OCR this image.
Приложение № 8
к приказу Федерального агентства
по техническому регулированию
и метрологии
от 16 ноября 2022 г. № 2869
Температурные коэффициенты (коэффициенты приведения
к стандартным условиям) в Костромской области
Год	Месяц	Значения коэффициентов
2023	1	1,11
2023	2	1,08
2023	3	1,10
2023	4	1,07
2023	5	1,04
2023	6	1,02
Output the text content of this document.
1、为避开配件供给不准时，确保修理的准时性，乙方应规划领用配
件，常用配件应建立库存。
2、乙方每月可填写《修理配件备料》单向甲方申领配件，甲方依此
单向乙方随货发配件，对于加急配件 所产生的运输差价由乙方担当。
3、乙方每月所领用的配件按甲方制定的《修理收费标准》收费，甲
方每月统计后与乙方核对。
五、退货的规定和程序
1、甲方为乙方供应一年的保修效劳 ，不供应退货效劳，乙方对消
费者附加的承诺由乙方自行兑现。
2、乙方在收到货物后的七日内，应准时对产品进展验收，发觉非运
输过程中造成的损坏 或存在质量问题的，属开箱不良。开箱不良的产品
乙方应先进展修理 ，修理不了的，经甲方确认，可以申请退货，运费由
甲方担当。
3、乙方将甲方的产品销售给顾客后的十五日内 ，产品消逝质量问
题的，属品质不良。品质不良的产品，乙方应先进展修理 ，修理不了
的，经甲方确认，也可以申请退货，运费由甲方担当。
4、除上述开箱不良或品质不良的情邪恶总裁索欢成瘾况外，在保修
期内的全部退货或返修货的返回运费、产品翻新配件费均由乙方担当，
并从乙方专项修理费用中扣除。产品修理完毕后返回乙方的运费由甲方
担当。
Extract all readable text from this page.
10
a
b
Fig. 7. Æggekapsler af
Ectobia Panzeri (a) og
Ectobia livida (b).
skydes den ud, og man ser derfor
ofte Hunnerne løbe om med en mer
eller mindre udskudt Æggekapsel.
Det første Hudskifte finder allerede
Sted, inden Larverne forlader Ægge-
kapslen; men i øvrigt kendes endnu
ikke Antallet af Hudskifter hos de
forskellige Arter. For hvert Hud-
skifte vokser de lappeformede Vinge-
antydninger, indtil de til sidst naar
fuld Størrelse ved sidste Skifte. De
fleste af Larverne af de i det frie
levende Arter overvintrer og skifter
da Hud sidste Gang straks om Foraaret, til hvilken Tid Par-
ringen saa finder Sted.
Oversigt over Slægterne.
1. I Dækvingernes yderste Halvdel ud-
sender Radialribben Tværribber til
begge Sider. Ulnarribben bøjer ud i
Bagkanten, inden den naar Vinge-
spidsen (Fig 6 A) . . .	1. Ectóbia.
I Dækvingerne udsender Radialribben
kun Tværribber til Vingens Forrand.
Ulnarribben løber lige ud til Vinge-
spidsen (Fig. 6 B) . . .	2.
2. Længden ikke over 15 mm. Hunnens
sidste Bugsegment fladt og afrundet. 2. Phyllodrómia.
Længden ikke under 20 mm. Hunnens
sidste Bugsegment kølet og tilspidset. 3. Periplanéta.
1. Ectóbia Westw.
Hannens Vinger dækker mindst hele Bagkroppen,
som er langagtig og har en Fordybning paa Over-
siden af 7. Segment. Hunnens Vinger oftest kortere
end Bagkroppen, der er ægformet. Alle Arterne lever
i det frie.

Aim of the task
Above are the records; retype them all without a single difference.

Answer below
OCR this image.
Приложение № 8
к приказу Федерального агентства
по техническому регулированию
и метрологии
от 16 ноября 2022 г. № 2869
Температурные коэффициенты (коэффициенты приведения
к стандартным условиям) в Костромской области
Год	Месяц	Значения коэффициентов
2023	1	1,11
2023	2	1,08
2023	3	1,10
2023	4	1,07
2023	5	1,04
2023	6	1,02
Output the text content of this document.
1、为避开配件供给不准时，确保修理的准时性，乙方应规划领用配
件，常用配件应建立库存。
2、乙方每月可填写《修理配件备料》单向甲方申领配件，甲方依此
单向乙方随货发配件，对于加急配件 所产生的运输差价由乙方担当。
3、乙方每月所领用的配件按甲方制定的《修理收费标准》收费，甲
方每月统计后与乙方核对。
五、退货的规定和程序
1、甲方为乙方供应一年的保修效劳 ，不供应退货效劳，乙方对消
费者附加的承诺由乙方自行兑现。
2、乙方在收到货物后的七日内，应准时对产品进展验收，发觉非运
输过程中造成的损坏 或存在质量问题的，属开箱不良。开箱不良的产品
乙方应先进展修理 ，修理不了的，经甲方确认，可以申请退货，运费由
甲方担当。
3、乙方将甲方的产品销售给顾客后的十五日内 ，产品消逝质量问
题的，属品质不良。品质不良的产品，乙方应先进展修理 ，修理不了
的，经甲方确认，也可以申请退货，运费由甲方担当。
4、除上述开箱不良或品质不良的情邪恶总裁索欢成瘾况外，在保修
期内的全部退货或返修货的返回运费、产品翻新配件费均由乙方担当，
并从乙方专项修理费用中扣除。产品修理完毕后返回乙方的运费由甲方
担当。
Extract all readable text from this page.
10
a
b
Fig. 7. Æggekapsler af
Ectobia Panzeri (a) og
Ectobia livida (b).
skydes den ud, og man ser derfor
ofte Hunnerne løbe om med en mer
eller mindre udskudt Æggekapsel.
Det første Hudskifte finder allerede
Sted, inden Larverne forlader Ægge-
kapslen; men i øvrigt kendes endnu
ikke Antallet af Hudskifter hos de
forskellige Arter. For hvert Hud-
skifte vokser de lappeformede Vinge-
antydninger, indtil de til sidst naar
fuld Størrelse ved sidste Skifte. De
fleste af Larverne af de i det frie
levende Arter overvintrer og skifter
da Hud sidste Gang straks om Foraaret, til hvilken Tid Par-
ringen saa finder Sted.
Oversigt over Slægterne.
1. I Dækvingernes yderste Halvdel ud-
sender Radialribben Tværribber til
begge Sider. Ulnarribben bøjer ud i
Bagkanten, inden den naar Vinge-
spidsen (Fig 6 A) . . .	1. Ectóbia.
I Dækvingerne udsender Radialribben
kun Tværribber til Vingens Forrand.
Ulnarribben løber lige ud til Vinge-
spidsen (Fig. 6 B) . . .	2.
2. Længden ikke over 15 mm. Hunnens
sidste Bugsegment fladt og afrundet. 2. Phyllodrómia.
Længden ikke under 20 mm. Hunnens
sidste Bugsegment kølet og tilspidset. 3. Periplanéta.
1. Ectóbia Westw.
Hannens Vinger dækker mindst hele Bagkroppen,
som er langagtig og har en Fordybning paa Over-
siden af 7. Segment. Hunnens Vinger oftest kortere
end Bagkroppen, der er ægformet. Alle Arterne lever
i det frie.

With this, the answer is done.